Take the records underneath and set them down exactly.

* Start GIVEN RECORDS *

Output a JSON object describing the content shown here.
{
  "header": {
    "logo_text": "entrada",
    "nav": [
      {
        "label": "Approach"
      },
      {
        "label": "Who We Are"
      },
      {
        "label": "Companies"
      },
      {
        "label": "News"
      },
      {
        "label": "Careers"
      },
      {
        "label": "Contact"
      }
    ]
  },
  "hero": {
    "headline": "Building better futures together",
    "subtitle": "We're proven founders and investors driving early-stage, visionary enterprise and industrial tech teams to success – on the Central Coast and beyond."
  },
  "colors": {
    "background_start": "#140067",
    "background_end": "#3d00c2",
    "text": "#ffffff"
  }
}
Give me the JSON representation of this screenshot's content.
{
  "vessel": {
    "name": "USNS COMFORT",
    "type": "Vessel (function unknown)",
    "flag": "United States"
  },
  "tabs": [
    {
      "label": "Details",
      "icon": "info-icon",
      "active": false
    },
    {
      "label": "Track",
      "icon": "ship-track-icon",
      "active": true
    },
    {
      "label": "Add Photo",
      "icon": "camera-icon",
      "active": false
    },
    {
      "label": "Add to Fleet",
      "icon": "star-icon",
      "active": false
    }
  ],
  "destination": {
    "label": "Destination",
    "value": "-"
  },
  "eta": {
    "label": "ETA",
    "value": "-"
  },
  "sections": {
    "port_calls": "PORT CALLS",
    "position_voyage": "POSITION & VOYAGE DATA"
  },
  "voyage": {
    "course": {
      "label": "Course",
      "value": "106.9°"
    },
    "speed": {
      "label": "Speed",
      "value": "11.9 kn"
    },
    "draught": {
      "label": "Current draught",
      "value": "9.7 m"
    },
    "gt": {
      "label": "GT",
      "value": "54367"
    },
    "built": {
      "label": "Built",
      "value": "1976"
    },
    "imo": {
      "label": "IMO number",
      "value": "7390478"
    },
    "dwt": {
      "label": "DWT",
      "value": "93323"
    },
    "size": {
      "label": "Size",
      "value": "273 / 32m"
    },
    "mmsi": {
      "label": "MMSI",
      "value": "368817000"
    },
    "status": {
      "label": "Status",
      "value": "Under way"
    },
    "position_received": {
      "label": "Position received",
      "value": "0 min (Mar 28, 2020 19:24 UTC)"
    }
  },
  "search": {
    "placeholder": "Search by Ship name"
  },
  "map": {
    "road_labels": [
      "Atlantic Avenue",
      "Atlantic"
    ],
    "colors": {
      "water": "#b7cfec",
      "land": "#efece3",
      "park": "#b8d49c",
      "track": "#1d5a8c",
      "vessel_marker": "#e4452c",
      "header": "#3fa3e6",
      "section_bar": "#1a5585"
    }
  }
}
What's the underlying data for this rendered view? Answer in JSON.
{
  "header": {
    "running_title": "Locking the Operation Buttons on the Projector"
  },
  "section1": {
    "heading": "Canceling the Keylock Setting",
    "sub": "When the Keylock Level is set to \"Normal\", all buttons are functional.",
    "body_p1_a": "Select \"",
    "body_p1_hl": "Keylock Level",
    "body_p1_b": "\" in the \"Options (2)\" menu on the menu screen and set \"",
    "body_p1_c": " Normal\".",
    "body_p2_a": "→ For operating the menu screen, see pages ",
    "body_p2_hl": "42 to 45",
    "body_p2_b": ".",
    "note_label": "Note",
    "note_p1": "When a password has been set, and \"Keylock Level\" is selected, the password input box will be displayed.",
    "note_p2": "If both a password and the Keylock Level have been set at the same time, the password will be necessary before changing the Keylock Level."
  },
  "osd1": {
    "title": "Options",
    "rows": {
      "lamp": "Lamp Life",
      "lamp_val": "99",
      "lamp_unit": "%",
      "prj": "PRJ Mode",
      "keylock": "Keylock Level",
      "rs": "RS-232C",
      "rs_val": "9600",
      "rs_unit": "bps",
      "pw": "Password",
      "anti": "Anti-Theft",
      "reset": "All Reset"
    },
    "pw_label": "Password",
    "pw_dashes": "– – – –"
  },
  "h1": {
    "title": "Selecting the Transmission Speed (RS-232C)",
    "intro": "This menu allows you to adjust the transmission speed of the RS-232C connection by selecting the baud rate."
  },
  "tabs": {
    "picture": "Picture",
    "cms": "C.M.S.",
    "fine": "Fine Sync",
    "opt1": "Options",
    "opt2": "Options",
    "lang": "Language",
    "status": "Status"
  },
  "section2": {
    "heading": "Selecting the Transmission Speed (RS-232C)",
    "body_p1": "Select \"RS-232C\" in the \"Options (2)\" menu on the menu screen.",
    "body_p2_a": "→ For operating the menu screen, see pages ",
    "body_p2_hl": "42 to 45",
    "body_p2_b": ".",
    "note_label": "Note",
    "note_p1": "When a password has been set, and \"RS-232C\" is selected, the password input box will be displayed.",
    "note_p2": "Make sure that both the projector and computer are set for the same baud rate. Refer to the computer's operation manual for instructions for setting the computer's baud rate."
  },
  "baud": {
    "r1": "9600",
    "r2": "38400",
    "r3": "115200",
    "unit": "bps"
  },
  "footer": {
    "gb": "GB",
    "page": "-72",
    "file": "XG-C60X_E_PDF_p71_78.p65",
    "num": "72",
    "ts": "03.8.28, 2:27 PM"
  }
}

* End GIVEN RECORDS *

* [REPLY]:
Output a JSON object describing the content shown here.
{
  "header": {
    "logo_text": "entrada",
    "nav": [
      {
        "label": "Approach"
      },
      {
        "label": "Who We Are"
      },
      {
        "label": "Companies"
      },
      {
        "label": "News"
      },
      {
        "label": "Careers"
      },
      {
        "label": "Contact"
      }
    ]
  },
  "hero": {
    "headline": "Building better futures together",
    "subtitle": "We're proven founders and investors driving early-stage, visionary enterprise and industrial tech teams to success – on the Central Coast and beyond."
  },
  "colors": {
    "background_start": "#140067",
    "background_end": "#3d00c2",
    "text": "#ffffff"
  }
}
Give me the JSON representation of this screenshot's content.
{
  "vessel": {
    "name": "USNS COMFORT",
    "type": "Vessel (function unknown)",
    "flag": "United States"
  },
  "tabs": [
    {
      "label": "Details",
      "icon": "info-icon",
      "active": false
    },
    {
      "label": "Track",
      "icon": "ship-track-icon",
      "active": true
    },
    {
      "label": "Add Photo",
      "icon": "camera-icon",
      "active": false
    },
    {
      "label": "Add to Fleet",
      "icon": "star-icon",
      "active": false
    }
  ],
  "destination": {
    "label": "Destination",
    "value": "-"
  },
  "eta": {
    "label": "ETA",
    "value": "-"
  },
  "sections": {
    "port_calls": "PORT CALLS",
    "position_voyage": "POSITION & VOYAGE DATA"
  },
  "voyage": {
    "course": {
      "label": "Course",
      "value": "106.9°"
    },
    "speed": {
      "label": "Speed",
      "value": "11.9 kn"
    },
    "draught": {
      "label": "Current draught",
      "value": "9.7 m"
    },
    "gt": {
      "label": "GT",
      "value": "54367"
    },
    "built": {
      "label": "Built",
      "value": "1976"
    },
    "imo": {
      "label": "IMO number",
      "value": "7390478"
    },
    "dwt": {
      "label": "DWT",
      "value": "93323"
    },
    "size": {
      "label": "Size",
      "value": "273 / 32m"
    },
    "mmsi": {
      "label": "MMSI",
      "value": "368817000"
    },
    "status": {
      "label": "Status",
      "value": "Under way"
    },
    "position_received": {
      "label": "Position received",
      "value": "0 min (Mar 28, 2020 19:24 UTC)"
    }
  },
  "search": {
    "placeholder": "Search by Ship name"
  },
  "map": {
    "road_labels": [
      "Atlantic Avenue",
      "Atlantic"
    ],
    "colors": {
      "water": "#b7cfec",
      "land": "#efece3",
      "park": "#b8d49c",
      "track": "#1d5a8c",
      "vessel_marker": "#e4452c",
      "header": "#3fa3e6",
      "section_bar": "#1a5585"
    }
  }
}
What's the underlying data for this rendered view? Answer in JSON.
{
  "header": {
    "running_title": "Locking the Operation Buttons on the Projector"
  },
  "section1": {
    "heading": "Canceling the Keylock Setting",
    "sub": "When the Keylock Level is set to \"Normal\", all buttons are functional.",
    "body_p1_a": "Select \"",
    "body_p1_hl": "Keylock Level",
    "body_p1_b": "\" in the \"Options (2)\" menu on the menu screen and set \"",
    "body_p1_c": " Normal\".",
    "body_p2_a": "→ For operating the menu screen, see pages ",
    "body_p2_hl": "42 to 45",
    "body_p2_b": ".",
    "note_label": "Note",
    "note_p1": "When a password has been set, and \"Keylock Level\" is selected, the password input box will be displayed.",
    "note_p2": "If both a password and the Keylock Level have been set at the same time, the password will be necessary before changing the Keylock Level."
  },
  "osd1": {
    "title": "Options",
    "rows": {
      "lamp": "Lamp Life",
      "lamp_val": "99",
      "lamp_unit": "%",
      "prj": "PRJ Mode",
      "keylock": "Keylock Level",
      "rs": "RS-232C",
      "rs_val": "9600",
      "rs_unit": "bps",
      "pw": "Password",
      "anti": "Anti-Theft",
      "reset": "All Reset"
    },
    "pw_label": "Password",
    "pw_dashes": "– – – –"
  },
  "h1": {
    "title": "Selecting the Transmission Speed (RS-232C)",
    "intro": "This menu allows you to adjust the transmission speed of the RS-232C connection by selecting the baud rate."
  },
  "tabs": {
    "picture": "Picture",
    "cms": "C.M.S.",
    "fine": "Fine Sync",
    "opt1": "Options",
    "opt2": "Options",
    "lang": "Language",
    "status": "Status"
  },
  "section2": {
    "heading": "Selecting the Transmission Speed (RS-232C)",
    "body_p1": "Select \"RS-232C\" in the \"Options (2)\" menu on the menu screen.",
    "body_p2_a": "→ For operating the menu screen, see pages ",
    "body_p2_hl": "42 to 45",
    "body_p2_b": ".",
    "note_label": "Note",
    "note_p1": "When a password has been set, and \"RS-232C\" is selected, the password input box will be displayed.",
    "note_p2": "Make sure that both the projector and computer are set for the same baud rate. Refer to the computer's operation manual for instructions for setting the computer's baud rate."
  },
  "baud": {
    "r1": "9600",
    "r2": "38400",
    "r3": "115200",
    "unit": "bps"
  },
  "footer": {
    "gb": "GB",
    "page": "-72",
    "file": "XG-C60X_E_PDF_p71_78.p65",
    "num": "72",
    "ts": "03.8.28, 2:27 PM"
  }
}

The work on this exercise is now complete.